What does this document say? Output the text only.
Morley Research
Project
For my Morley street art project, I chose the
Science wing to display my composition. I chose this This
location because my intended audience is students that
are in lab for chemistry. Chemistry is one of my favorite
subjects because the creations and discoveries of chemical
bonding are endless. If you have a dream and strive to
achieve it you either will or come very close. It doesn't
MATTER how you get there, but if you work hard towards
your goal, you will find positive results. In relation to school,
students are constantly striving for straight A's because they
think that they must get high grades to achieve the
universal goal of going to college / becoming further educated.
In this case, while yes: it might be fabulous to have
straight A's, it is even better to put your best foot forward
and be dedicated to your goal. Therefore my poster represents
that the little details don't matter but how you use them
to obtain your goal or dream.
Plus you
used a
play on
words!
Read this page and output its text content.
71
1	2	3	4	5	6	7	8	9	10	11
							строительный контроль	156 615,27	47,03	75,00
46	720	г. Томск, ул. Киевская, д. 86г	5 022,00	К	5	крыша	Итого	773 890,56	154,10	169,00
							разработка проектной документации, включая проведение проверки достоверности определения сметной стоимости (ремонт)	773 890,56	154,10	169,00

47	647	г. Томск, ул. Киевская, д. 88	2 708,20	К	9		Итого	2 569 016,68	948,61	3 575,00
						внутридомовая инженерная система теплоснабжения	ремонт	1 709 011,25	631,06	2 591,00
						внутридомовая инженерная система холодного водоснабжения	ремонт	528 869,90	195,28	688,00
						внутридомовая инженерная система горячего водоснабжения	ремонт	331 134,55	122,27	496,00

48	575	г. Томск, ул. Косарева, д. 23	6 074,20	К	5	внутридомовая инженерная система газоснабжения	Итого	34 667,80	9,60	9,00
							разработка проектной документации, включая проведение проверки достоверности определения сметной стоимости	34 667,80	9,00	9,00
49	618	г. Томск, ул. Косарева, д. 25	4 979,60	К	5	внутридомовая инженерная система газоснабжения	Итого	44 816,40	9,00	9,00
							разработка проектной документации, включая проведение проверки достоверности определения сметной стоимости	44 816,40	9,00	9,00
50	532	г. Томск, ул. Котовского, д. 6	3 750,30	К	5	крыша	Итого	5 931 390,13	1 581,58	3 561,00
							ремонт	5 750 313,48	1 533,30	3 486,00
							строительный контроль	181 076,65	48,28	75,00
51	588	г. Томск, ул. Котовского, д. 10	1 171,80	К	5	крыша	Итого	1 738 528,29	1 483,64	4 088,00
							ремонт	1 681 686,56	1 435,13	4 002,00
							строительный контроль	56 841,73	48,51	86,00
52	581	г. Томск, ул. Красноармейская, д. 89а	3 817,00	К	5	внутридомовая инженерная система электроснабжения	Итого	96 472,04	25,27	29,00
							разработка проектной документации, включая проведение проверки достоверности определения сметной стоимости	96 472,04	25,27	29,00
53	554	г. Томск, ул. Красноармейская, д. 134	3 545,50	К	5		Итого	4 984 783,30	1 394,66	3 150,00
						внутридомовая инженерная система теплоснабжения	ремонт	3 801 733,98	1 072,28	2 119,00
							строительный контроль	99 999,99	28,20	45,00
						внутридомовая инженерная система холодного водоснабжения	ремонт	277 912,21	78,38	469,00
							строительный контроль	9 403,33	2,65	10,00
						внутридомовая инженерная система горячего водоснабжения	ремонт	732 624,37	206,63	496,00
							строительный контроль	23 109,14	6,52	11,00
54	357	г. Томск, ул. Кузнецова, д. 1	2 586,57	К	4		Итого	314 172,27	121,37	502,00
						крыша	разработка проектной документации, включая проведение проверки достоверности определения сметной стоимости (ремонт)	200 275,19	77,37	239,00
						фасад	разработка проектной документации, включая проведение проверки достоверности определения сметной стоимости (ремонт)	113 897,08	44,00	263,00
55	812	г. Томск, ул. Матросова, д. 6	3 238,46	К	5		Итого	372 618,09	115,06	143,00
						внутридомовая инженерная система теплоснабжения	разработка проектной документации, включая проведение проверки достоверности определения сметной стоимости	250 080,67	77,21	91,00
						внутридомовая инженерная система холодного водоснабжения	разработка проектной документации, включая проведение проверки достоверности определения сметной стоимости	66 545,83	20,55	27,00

================================

### What the exercise asks
Isolate the lines above that contain the word "разработка" and copy them.

### Exercise solution
							разработка проектной документации, включая проведение проверки достоверности определения сметной стоимости (ремонт)	773 890,56	154,10	169,00
							разработка проектной документации, включая проведение проверки достоверности определения сметной стоимости	34 667,80	9,00	9,00
							разработка проектной документации, включая проведение проверки достоверности определения сметной стоимости	44 816,40	9,00	9,00
							разработка проектной документации, включая проведение проверки достоверности определения сметной стоимости	96 472,04	25,27	29,00
						крыша	разработка проектной документации, включая проведение проверки достоверности определения сметной стоимости (ремонт)	200 275,19	77,37	239,00
						фасад	разработка проектной документации, включая проведение проверки достоверности определения сметной стоимости (ремонт)	113 897,08	44,00	263,00
						внутридомовая инженерная система теплоснабжения	разработка проектной документации, включая проведение проверки достоверности определения сметной стоимости	250 080,67	77,21	91,00
						внутридомовая инженерная система холодного водоснабжения	разработка проектной документации, включая проведение проверки достоверности определения сметной стоимости	66 545,83	20,55	27,00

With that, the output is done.